**Stated problem**
Repeat each entry as written and leave the images out of the copy.

[Saved entries]
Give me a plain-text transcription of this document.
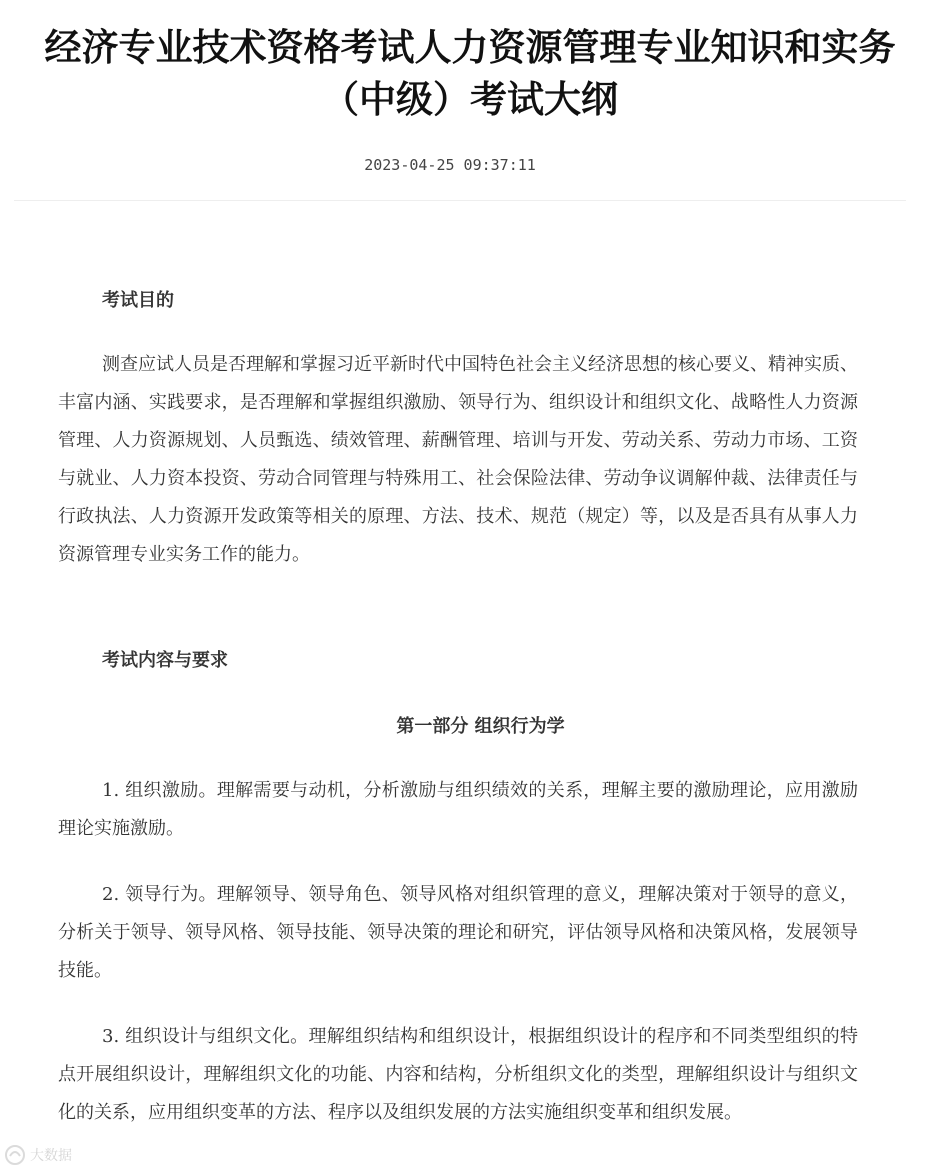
经济专业技术资格考试人力资源管理专业知识和实务（中级）考试大纲
2023-04-25 09:37:11
考试目的

测查应试人员是否理解和掌握习近平新时代中国特色社会主义经济思想的核心要义、精神实质、丰富内涵、实践要求，是否理解和掌握组织激励、领导行为、组织设计和组织文化、战略性人力资源管理、人力资源规划、人员甄选、绩效管理、薪酬管理、培训与开发、劳动关系、劳动力市场、工资与就业、人力资本投资、劳动合同管理与特殊用工、社会保险法律、劳动争议调解仲裁、法律责任与行政执法、人力资源开发政策等相关的原理、方法、技术、规范（规定）等，以及是否具有从事人力资源管理专业实务工作的能力。

考试内容与要求
第一部分 组织行为学

1. 组织激励。理解需要与动机，分析激励与组织绩效的关系，理解主要的激励理论，应用激励理论实施激励。

2. 领导行为。理解领导、领导角色、领导风格对组织管理的意义，理解决策对于领导的意义，分析关于领导、领导风格、领导技能、领导决策的理论和研究，评估领导风格和决策风格，发展领导技能。

3. 组织设计与组织文化。理解组织结构和组织设计，根据组织设计的程序和不同类型组织的特点开展组织设计，理解组织文化的功能、内容和结构，分析组织文化的类型，理解组织设计与组织文化的关系，应用组织变革的方法、程序以及组织发展的方法实施组织变革和组织发展。

大数据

**Exercise answer**
Give me a plain-text transcription of this document.
经济专业技术资格考试人力资源管理专业知识和实务（中级）考试大纲
2023-04-25 09:37:11
考试目的

测查应试人员是否理解和掌握习近平新时代中国特色社会主义经济思想的核心要义、精神实质、丰富内涵、实践要求，是否理解和掌握组织激励、领导行为、组织设计和组织文化、战略性人力资源管理、人力资源规划、人员甄选、绩效管理、薪酬管理、培训与开发、劳动关系、劳动力市场、工资与就业、人力资本投资、劳动合同管理与特殊用工、社会保险法律、劳动争议调解仲裁、法律责任与行政执法、人力资源开发政策等相关的原理、方法、技术、规范（规定）等，以及是否具有从事人力资源管理专业实务工作的能力。

考试内容与要求
第一部分 组织行为学

1. 组织激励。理解需要与动机，分析激励与组织绩效的关系，理解主要的激励理论，应用激励理论实施激励。

2. 领导行为。理解领导、领导角色、领导风格对组织管理的意义，理解决策对于领导的意义，分析关于领导、领导风格、领导技能、领导决策的理论和研究，评估领导风格和决策风格，发展领导技能。

3. 组织设计与组织文化。理解组织结构和组织设计，根据组织设计的程序和不同类型组织的特点开展组织设计，理解组织文化的功能、内容和结构，分析组织文化的类型，理解组织设计与组织文化的关系，应用组织变革的方法、程序以及组织发展的方法实施组织变革和组织发展。

大数据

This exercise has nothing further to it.